- [Prompt 1]
Copy the records word for word, from their first line through the line containing "more-options-icon[interactable]: ••• [662,960,692,991]".

- [Passage provided]
After logging in, your account is at /account/1. If you change that number to /account/2, you see someone else's account. /account/3 shows another. There is no ownership check anywhere in the code — the app verifies you are logged in, but never verifies the account belongs to you.

This is an Insecure Direct Object Reference (IDOR). It's consistently in the OWASP Top 10 because it's so common and so easy to miss in code review.

Command Injection — File Upload

The file upload feature runs a shell command to inspect the uploaded file. The filename comes from the user and goes directly into that shell command with shell=True. An attacker uploads a file named:

photo.jpg; cat /etc/passwd

The shell executes both commands. The server's password file is returned.

Hardcoded Secrets

The Flask secret key, admin credentials, and AWS keys are all hardcoded directly in app.py:

app.secret_key = "supersecretkey123" ADMIN_PASSWORD = "admin123" AWS_ACCESS_KEY_ID = "AKIAIOSFODNN7EXAMPLE"

Anyone with repository access has these credentials. In a public repo, that means everyone.

Weak Cryptography — Password Reset

Password reset tokens are generated using MD5 of the username. MD5 is cryptographically broken. The token for any user is deterministic and precomputable. An attacker who knows your username can generate your reset token without ever interacting with the server.

Vulnerable Dependencies

requirements.txt pins requests to version 2.18.0, which carries multiple known CVEs including credential exposure via HTTP redirects. The app also pins an old version of Flask with a known advisory.

THE JENKINS PIPELINE

The pipeline has five stages. Each one builds on the last:

Stage 1 — Checkout Jenkins pulls the latest code from the GitHub repository. Nothing runs until the code is local.

Stage 2 — Install Sets up a Python virtual environment, installs application dependencies, and installs Semgrep and pip-audit.

Stage 3 — Semgrep SAST Runs Semgrep against the application code with --config auto. Semgrep loads rules appropriate for the detected language (Python/Flask) and scans every file. This is where SQL injection, command injection, and NaN injection are caught.

Stage 4 — Semgrep Secrets Runs Semgrep with the p/secrets ruleset against the entire repository. Designed to catch hardcoded API keys, tokens, and credentials.

Stage 5 — SCA with pip-audit Runs pip-audit against requirements.txt. This stage reads every pinned dependency, queries vulnerability databases, and reports every known CVE. This is where the 17 vulnerabilities across four packages surface.

Stage 6 — Security Gate Evaluates whether any prior stage failed. If anything failed, the gate blocks deployment with a clear message. The deploy stage never runs.

WHAT SEMGREP ACTUALLY FOUND

Running 128 rules across 17 files, Semgrep reported four blocking findings:

Finding 1: SQL Injection (Django rule) File: app.py, Line 113 User input concatenated directly into a raw SQL query string.

Finding 2: SQL Injection (Flask-specific rule) File: app.py, Line 113 Same line, flagged by a Flask-specific rule as well. Two different rule authors caught the same issue independently — which adds confidence.

- [Prompt 2]
List every heading that stands on a line of its own in the passage about the vulnerable Flask app and its Jenkins pipeline.

- [Records for this exercise]
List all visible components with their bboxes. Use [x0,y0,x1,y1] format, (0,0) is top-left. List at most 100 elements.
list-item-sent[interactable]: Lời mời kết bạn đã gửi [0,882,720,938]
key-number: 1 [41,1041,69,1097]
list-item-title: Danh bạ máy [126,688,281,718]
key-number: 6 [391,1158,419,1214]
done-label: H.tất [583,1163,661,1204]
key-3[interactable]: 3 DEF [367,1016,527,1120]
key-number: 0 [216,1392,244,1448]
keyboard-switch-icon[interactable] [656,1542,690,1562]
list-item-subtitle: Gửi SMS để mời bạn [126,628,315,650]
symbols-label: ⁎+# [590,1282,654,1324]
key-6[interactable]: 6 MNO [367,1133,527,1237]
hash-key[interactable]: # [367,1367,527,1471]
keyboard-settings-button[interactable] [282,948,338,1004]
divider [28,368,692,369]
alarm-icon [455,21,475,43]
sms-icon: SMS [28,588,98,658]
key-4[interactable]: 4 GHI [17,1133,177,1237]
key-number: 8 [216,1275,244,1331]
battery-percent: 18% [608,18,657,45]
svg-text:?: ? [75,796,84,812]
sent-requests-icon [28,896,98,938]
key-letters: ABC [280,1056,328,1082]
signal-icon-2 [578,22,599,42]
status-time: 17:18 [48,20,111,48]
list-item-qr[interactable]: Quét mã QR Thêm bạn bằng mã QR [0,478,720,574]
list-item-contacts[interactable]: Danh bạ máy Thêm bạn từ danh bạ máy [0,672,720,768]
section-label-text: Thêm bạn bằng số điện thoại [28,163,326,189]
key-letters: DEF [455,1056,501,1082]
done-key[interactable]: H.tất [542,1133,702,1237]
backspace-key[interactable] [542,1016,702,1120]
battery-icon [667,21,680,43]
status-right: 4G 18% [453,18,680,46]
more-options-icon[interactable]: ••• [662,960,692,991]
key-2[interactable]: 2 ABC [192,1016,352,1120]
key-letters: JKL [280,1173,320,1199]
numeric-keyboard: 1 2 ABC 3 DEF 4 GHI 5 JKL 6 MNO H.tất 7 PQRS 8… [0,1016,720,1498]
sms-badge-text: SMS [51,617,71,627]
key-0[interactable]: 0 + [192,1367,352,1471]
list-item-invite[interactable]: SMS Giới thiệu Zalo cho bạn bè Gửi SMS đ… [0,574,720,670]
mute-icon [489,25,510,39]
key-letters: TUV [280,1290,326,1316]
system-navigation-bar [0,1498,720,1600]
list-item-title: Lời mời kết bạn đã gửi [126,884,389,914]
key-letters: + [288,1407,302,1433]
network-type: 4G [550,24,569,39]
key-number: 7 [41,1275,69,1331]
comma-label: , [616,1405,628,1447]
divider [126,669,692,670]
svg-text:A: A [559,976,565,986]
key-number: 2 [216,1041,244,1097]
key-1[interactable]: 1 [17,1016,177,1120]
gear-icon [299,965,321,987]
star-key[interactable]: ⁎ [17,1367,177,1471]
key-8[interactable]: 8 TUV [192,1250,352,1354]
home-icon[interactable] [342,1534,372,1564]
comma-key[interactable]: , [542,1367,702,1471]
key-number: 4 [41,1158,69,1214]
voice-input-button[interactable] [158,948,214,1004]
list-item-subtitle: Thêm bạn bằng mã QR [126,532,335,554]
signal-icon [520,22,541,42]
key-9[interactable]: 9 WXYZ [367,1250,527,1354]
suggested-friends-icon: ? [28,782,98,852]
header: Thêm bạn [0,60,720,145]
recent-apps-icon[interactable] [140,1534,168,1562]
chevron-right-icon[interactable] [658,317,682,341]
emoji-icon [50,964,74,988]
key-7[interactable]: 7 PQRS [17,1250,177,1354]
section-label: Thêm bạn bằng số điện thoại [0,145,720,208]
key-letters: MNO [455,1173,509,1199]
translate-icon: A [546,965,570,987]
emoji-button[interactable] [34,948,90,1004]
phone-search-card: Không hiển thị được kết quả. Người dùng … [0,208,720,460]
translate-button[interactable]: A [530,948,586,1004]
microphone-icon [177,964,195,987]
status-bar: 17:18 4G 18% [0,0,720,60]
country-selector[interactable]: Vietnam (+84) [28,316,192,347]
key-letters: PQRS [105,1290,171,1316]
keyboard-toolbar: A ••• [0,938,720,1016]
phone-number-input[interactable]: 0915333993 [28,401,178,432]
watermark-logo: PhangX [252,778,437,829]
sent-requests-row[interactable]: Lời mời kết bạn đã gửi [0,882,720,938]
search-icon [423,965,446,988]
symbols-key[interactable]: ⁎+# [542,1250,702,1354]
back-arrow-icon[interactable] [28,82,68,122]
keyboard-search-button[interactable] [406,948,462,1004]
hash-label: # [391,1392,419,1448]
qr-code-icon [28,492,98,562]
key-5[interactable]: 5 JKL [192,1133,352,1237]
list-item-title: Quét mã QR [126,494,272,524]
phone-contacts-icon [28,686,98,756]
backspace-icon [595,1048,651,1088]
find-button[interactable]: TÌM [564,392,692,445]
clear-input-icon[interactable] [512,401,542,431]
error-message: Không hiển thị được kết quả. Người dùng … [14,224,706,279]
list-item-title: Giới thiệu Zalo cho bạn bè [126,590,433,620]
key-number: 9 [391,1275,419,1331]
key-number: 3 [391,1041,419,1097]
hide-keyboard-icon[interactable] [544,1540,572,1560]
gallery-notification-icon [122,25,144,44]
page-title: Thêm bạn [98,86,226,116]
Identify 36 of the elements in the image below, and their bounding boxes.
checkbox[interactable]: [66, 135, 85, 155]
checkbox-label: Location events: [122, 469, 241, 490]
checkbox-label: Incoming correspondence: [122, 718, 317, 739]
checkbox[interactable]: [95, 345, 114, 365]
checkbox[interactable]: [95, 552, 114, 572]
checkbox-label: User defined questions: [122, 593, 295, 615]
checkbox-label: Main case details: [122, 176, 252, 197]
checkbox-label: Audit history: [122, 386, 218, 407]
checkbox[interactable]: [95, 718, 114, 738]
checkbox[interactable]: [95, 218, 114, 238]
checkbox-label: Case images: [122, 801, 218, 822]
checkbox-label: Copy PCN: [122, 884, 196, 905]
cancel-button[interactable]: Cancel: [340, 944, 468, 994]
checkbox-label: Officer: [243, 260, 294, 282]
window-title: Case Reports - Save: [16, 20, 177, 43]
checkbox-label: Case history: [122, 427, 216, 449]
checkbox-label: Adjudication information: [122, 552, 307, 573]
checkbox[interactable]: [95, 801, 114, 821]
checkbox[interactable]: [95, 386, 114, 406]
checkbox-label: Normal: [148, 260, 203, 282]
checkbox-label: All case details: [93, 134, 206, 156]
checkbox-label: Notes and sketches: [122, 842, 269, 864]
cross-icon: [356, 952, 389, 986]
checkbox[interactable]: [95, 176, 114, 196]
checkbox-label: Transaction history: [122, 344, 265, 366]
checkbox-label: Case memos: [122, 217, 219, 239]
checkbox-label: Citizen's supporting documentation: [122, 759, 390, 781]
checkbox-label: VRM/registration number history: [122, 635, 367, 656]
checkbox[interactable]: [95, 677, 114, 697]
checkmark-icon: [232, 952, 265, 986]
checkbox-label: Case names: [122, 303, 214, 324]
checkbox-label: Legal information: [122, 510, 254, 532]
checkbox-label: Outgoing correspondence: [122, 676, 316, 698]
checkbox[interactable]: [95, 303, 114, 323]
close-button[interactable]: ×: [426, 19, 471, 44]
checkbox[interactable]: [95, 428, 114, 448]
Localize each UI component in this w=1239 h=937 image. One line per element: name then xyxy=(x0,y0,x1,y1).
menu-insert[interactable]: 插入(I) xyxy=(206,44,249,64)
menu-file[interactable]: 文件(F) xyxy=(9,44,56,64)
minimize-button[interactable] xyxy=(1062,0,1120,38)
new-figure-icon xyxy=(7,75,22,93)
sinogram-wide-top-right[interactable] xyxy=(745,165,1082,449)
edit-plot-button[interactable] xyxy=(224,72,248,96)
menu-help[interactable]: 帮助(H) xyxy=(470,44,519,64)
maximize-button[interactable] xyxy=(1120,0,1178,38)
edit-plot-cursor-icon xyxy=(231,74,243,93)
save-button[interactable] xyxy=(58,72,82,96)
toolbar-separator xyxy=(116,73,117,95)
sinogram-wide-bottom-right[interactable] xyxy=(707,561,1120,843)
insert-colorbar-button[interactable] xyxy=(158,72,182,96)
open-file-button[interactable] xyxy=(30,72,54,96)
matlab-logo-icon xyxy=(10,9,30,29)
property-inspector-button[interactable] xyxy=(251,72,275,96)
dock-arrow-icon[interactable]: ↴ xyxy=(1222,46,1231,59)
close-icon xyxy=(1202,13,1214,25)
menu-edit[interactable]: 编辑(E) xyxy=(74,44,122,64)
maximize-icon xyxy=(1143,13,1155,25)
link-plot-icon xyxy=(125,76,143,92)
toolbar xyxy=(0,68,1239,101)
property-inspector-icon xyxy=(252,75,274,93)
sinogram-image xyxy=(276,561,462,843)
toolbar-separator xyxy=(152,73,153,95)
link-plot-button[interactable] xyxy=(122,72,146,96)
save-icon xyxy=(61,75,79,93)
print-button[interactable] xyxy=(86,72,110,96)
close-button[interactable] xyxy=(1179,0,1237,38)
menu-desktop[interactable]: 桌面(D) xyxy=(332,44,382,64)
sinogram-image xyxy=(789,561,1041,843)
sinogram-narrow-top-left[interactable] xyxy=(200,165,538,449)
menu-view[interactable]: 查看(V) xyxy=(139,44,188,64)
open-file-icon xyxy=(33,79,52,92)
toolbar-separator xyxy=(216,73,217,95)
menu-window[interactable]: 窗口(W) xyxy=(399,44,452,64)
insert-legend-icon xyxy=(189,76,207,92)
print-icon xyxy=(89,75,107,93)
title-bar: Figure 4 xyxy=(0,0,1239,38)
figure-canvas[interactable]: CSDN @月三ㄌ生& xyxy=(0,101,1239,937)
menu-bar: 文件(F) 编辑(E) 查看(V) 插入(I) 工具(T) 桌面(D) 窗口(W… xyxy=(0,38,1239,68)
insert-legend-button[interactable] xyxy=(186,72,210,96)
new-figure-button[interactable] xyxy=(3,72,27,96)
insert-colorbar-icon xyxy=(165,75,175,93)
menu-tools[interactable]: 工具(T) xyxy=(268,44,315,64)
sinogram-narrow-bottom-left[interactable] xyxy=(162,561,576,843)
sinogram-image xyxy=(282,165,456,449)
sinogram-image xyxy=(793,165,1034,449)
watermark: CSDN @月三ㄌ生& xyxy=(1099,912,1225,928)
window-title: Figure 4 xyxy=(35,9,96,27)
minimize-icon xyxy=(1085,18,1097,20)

- [Solution 1]
List all visible components with their bboxes. Use [x0,y0,x1,y1] format, (0,0) is top-left. List at most 100 elements.
list-item-sent[interactable]: Lời mời kết bạn đã gửi [0,882,720,938]
key-number: 1 [41,1041,69,1097]
list-item-title: Danh bạ máy [126,688,281,718]
key-number: 6 [391,1158,419,1214]
done-label: H.tất [583,1163,661,1204]
key-3[interactable]: 3 DEF [367,1016,527,1120]
key-number: 0 [216,1392,244,1448]
keyboard-switch-icon[interactable] [656,1542,690,1562]
list-item-subtitle: Gửi SMS để mời bạn [126,628,315,650]
symbols-label: ⁎+# [590,1282,654,1324]
key-6[interactable]: 6 MNO [367,1133,527,1237]
hash-key[interactable]: # [367,1367,527,1471]
keyboard-settings-button[interactable] [282,948,338,1004]
divider [28,368,692,369]
alarm-icon [455,21,475,43]
sms-icon: SMS [28,588,98,658]
key-4[interactable]: 4 GHI [17,1133,177,1237]
key-number: 8 [216,1275,244,1331]
battery-percent: 18% [608,18,657,45]
svg-text:?: ? [75,796,84,812]
sent-requests-icon [28,896,98,938]
key-letters: ABC [280,1056,328,1082]
signal-icon-2 [578,22,599,42]
status-time: 17:18 [48,20,111,48]
list-item-qr[interactable]: Quét mã QR Thêm bạn bằng mã QR [0,478,720,574]
list-item-contacts[interactable]: Danh bạ máy Thêm bạn từ danh bạ máy [0,672,720,768]
section-label-text: Thêm bạn bằng số điện thoại [28,163,326,189]
key-letters: DEF [455,1056,501,1082]
done-key[interactable]: H.tất [542,1133,702,1237]
backspace-key[interactable] [542,1016,702,1120]
battery-icon [667,21,680,43]
status-right: 4G 18% [453,18,680,46]
more-options-icon[interactable]: ••• [662,960,692,991]

- [Solution 2]
- Command Injection — File Upload
- Hardcoded Secrets
- Weak Cryptography — Password Reset
- Vulnerable Dependencies
- THE JENKINS PIPELINE
- WHAT SEMGREP ACTUALLY FOUND